start
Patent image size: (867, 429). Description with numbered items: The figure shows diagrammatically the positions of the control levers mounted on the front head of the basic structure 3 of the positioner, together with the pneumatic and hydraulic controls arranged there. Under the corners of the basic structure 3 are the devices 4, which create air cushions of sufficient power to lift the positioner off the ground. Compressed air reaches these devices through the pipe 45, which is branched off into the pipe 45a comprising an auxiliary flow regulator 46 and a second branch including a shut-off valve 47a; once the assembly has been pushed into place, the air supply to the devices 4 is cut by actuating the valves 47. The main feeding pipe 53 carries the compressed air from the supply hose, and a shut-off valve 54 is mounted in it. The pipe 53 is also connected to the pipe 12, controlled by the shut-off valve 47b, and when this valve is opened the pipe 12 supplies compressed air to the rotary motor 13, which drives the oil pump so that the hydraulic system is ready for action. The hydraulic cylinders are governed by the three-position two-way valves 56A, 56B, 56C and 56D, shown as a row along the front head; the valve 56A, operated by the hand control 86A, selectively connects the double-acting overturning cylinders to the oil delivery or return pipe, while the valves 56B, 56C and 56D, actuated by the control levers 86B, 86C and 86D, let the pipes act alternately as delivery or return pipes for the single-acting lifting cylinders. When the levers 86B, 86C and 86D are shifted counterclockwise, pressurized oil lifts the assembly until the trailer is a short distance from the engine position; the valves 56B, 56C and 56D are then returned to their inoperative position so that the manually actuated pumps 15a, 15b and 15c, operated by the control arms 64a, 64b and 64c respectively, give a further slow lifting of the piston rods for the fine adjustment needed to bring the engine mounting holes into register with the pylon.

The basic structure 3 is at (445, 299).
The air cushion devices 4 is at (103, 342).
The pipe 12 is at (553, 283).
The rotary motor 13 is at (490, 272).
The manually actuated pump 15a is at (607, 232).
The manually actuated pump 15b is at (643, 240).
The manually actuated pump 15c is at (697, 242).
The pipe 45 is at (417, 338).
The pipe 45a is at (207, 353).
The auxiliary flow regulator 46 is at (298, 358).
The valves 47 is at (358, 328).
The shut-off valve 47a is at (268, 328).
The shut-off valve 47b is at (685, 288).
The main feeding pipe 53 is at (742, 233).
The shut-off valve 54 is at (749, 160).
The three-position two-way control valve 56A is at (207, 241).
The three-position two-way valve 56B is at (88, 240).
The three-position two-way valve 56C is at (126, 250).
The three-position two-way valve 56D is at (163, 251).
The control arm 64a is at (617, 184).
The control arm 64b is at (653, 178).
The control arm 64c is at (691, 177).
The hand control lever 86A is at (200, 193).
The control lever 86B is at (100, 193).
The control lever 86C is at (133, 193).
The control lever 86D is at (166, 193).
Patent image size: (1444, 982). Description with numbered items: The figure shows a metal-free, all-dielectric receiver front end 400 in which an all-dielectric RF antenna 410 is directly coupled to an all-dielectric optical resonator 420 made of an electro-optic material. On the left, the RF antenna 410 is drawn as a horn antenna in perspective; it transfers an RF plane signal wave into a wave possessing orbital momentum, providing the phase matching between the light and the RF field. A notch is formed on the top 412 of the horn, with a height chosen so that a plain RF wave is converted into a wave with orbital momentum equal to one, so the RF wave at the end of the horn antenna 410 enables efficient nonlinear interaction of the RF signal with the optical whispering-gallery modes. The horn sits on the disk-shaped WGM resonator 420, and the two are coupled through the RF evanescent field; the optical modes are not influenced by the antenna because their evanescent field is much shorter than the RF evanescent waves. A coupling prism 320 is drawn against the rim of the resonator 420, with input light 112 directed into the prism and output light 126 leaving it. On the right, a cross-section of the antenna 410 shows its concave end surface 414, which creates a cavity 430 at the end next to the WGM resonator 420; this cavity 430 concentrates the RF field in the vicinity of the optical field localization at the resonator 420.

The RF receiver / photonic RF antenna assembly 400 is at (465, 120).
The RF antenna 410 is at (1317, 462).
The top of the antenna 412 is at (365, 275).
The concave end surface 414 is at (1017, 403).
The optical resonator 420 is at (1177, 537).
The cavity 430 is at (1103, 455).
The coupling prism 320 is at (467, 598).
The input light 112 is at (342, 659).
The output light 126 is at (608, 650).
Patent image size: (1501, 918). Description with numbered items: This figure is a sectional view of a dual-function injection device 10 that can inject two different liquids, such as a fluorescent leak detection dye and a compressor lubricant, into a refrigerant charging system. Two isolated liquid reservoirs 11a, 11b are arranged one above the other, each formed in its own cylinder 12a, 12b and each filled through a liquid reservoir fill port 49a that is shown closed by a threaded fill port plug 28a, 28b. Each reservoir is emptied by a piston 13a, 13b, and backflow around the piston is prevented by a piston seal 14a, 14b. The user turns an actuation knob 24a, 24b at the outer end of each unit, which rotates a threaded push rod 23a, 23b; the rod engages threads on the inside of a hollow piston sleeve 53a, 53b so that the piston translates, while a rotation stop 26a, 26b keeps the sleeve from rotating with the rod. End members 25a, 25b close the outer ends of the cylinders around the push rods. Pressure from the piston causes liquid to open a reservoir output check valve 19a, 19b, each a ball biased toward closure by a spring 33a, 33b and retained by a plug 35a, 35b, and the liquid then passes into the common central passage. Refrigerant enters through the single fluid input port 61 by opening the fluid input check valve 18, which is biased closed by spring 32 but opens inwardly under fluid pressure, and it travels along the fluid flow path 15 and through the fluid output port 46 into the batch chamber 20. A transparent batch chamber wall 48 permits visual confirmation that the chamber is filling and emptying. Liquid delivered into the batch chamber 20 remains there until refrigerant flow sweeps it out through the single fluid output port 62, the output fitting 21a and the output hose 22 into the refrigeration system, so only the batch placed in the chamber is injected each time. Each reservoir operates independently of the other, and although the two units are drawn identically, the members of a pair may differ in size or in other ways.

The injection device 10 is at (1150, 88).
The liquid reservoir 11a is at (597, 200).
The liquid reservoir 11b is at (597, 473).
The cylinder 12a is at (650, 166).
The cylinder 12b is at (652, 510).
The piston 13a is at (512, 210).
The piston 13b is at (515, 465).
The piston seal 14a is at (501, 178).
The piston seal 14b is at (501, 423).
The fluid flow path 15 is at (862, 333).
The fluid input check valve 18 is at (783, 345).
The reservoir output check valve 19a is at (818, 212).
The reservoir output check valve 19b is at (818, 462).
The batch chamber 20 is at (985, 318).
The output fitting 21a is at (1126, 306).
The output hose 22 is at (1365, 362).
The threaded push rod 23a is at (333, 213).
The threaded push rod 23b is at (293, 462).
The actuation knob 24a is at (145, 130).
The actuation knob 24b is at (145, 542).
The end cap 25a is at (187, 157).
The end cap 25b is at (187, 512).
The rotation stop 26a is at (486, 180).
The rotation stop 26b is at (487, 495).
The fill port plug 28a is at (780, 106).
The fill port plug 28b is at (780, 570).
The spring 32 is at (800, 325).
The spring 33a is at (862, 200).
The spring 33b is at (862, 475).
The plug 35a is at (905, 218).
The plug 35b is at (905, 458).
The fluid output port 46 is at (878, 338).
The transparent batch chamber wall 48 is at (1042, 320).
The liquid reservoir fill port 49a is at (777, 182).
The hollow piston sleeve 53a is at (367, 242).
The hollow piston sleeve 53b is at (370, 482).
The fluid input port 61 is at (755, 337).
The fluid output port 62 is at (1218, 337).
end
Can you format every line of the material above as a JSON list of strings, one string per line, leaving out the blank lines?

[
  "Patent image size: (867, 429). Description with numbered items: The figure shows diagrammatically the positions of the control levers mounted on the front head of the basic structure 3 of the positioner, together with the pneumatic and hydraulic controls arranged there. Under the corners of the basic structure 3 are the devices 4, which create air cushions of sufficient power to lift the positioner off the ground. Compressed air reaches these devices through the pipe 45, which is branched off into the pipe 45a comprising an auxiliary flow regulator 46 and a second branch including a shut-off valve 47a; once the assembly has been pushed into place, the air supply to the devices 4 is cut by actuating the valves 47. The main feeding pipe 53 carries the compressed air from the supply hose, and a shut-off valve 54 is mounted in it. The pipe 53 is also connected to the pipe 12, controlled by the shut-off valve 47b, and when this valve is opened the pipe 12 supplies compressed air to the rotary motor 13, which drives the oil pump so that the hydraulic system is ready for action. The hydraulic cylinders are governed by the three-position two-way valves 56A, 56B, 56C and 56D, shown as a row along the front head; the valve 56A, operated by the hand control 86A, selectively connects the double-acting overturning cylinders to the oil delivery or return pipe, while the valves 56B, 56C and 56D, actuated by the control levers 86B, 86C and 86D, let the pipes act alternately as delivery or return pipes for the single-acting lifting cylinders. When the levers 86B, 86C and 86D are shifted counterclockwise, pressurized oil lifts the assembly until the trailer is a short distance from the engine position; the valves 56B, 56C and 56D are then returned to their inoperative position so that the manually actuated pumps 15a, 15b and 15c, operated by the control arms 64a, 64b and 64c respectively, give a further slow lifting of the piston rods for the fine adjustment needed to bring the engine mounting holes into register with the pylon.",
  "The basic structure 3 is at (445, 299).",
  "The air cushion devices 4 is at (103, 342).",
  "The pipe 12 is at (553, 283).",
  "The rotary motor 13 is at (490, 272).",
  "The manually actuated pump 15a is at (607, 232).",
  "The manually actuated pump 15b is at (643, 240).",
  "The manually actuated pump 15c is at (697, 242).",
  "The pipe 45 is at (417, 338).",
  "The pipe 45a is at (207, 353).",
  "The auxiliary flow regulator 46 is at (298, 358).",
  "The valves 47 is at (358, 328).",
  "The shut-off valve 47a is at (268, 328).",
  "The shut-off valve 47b is at (685, 288).",
  "The main feeding pipe 53 is at (742, 233).",
  "The shut-off valve 54 is at (749, 160).",
  "The three-position two-way control valve 56A is at (207, 241).",
  "The three-position two-way valve 56B is at (88, 240).",
  "The three-position two-way valve 56C is at (126, 250).",
  "The three-position two-way valve 56D is at (163, 251).",
  "The control arm 64a is at (617, 184).",
  "The control arm 64b is at (653, 178).",
  "The control arm 64c is at (691, 177).",
  "The hand control lever 86A is at (200, 193).",
  "The control lever 86B is at (100, 193).",
  "The control lever 86C is at (133, 193).",
  "The control lever 86D is at (166, 193).",
  "Patent image size: (1444, 982). Description with numbered items: The figure shows a metal-free, all-dielectric receiver front end 400 in which an all-dielectric RF antenna 410 is directly coupled to an all-dielectric optical resonator 420 made of an electro-optic material. On the left, the RF antenna 410 is drawn as a horn antenna in perspective; it transfers an RF plane signal wave into a wave possessing orbital momentum, providing the phase matching between the light and the RF field. A notch is formed on the top 412 of the horn, with a height chosen so that a plain RF wave is converted into a wave with orbital momentum equal to one, so the RF wave at the end of the horn antenna 410 enables efficient nonlinear interaction of the RF signal with the optical whispering-gallery modes. The horn sits on the disk-shaped WGM resonator 420, and the two are coupled through the RF evanescent field; the optical modes are not influenced by the antenna because their evanescent field is much shorter than the RF evanescent waves. A coupling prism 320 is drawn against the rim of the resonator 420, with input light 112 directed into the prism and output light 126 leaving it. On the right, a cross-section of the antenna 410 shows its concave end surface 414, which creates a cavity 430 at the end next to the WGM resonator 420; this cavity 430 concentrates the RF field in the vicinity of the optical field localization at the resonator 420.",
  "The RF receiver / photonic RF antenna assembly 400 is at (465, 120).",
  "The RF antenna 410 is at (1317, 462).",
  "The top of the antenna 412 is at (365, 275).",
  "The concave end surface 414 is at (1017, 403).",
  "The optical resonator 420 is at (1177, 537).",
  "The cavity 430 is at (1103, 455).",
  "The coupling prism 320 is at (467, 598).",
  "The input light 112 is at (342, 659).",
  "The output light 126 is at (608, 650).",
  "Patent image size: (1501, 918). Description with numbered items: This figure is a sectional view of a dual-function injection device 10 that can inject two different liquids, such as a fluorescent leak detection dye and a compressor lubricant, into a refrigerant charging system. Two isolated liquid reservoirs 11a, 11b are arranged one above the other, each formed in its own cylinder 12a, 12b and each filled through a liquid reservoir fill port 49a that is shown closed by a threaded fill port plug 28a, 28b. Each reservoir is emptied by a piston 13a, 13b, and backflow around the piston is prevented by a piston seal 14a, 14b. The user turns an actuation knob 24a, 24b at the outer end of each unit, which rotates a threaded push rod 23a, 23b; the rod engages threads on the inside of a hollow piston sleeve 53a, 53b so that the piston translates, while a rotation stop 26a, 26b keeps the sleeve from rotating with the rod. End members 25a, 25b close the outer ends of the cylinders around the push rods. Pressure from the piston causes liquid to open a reservoir output check valve 19a, 19b, each a ball biased toward closure by a spring 33a, 33b and retained by a plug 35a, 35b, and the liquid then passes into the common central passage. Refrigerant enters through the single fluid input port 61 by opening the fluid input check valve 18, which is biased closed by spring 32 but opens inwardly under fluid pressure, and it travels along the fluid flow path 15 and through the fluid output port 46 into the batch chamber 20. A transparent batch chamber wall 48 permits visual confirmation that the chamber is filling and emptying. Liquid delivered into the batch chamber 20 remains there until refrigerant flow sweeps it out through the single fluid output port 62, the output fitting 21a and the output hose 22 into the refrigeration system, so only the batch placed in the chamber is injected each time. Each reservoir operates independently of the other, and although the two units are drawn identically, the members of a pair may differ in size or in other ways.",
  "The injection device 10 is at (1150, 88).",
  "The liquid reservoir 11a is at (597, 200).",
  "The liquid reservoir 11b is at (597, 473).",
  "The cylinder 12a is at (650, 166).",
  "The cylinder 12b is at (652, 510).",
  "The piston 13a is at (512, 210).",
  "The piston 13b is at (515, 465).",
  "The piston seal 14a is at (501, 178).",
  "The piston seal 14b is at (501, 423).",
  "The fluid flow path 15 is at (862, 333).",
  "The fluid input check valve 18 is at (783, 345).",
  "The reservoir output check valve 19a is at (818, 212).",
  "The reservoir output check valve 19b is at (818, 462).",
  "The batch chamber 20 is at (985, 318).",
  "The output fitting 21a is at (1126, 306).",
  "The output hose 22 is at (1365, 362).",
  "The threaded push rod 23a is at (333, 213).",
  "The threaded push rod 23b is at (293, 462).",
  "The actuation knob 24a is at (145, 130).",
  "The actuation knob 24b is at (145, 542).",
  "The end cap 25a is at (187, 157).",
  "The end cap 25b is at (187, 512).",
  "The rotation stop 26a is at (486, 180).",
  "The rotation stop 26b is at (487, 495).",
  "The fill port plug 28a is at (780, 106).",
  "The fill port plug 28b is at (780, 570).",
  "The spring 32 is at (800, 325).",
  "The spring 33a is at (862, 200).",
  "The spring 33b is at (862, 475).",
  "The plug 35a is at (905, 218).",
  "The plug 35b is at (905, 458).",
  "The fluid output port 46 is at (878, 338).",
  "The transparent batch chamber wall 48 is at (1042, 320).",
  "The liquid reservoir fill port 49a is at (777, 182).",
  "The hollow piston sleeve 53a is at (367, 242).",
  "The hollow piston sleeve 53b is at (370, 482).",
  "The fluid input port 61 is at (755, 337).",
  "The fluid output port 62 is at (1218, 337)."
]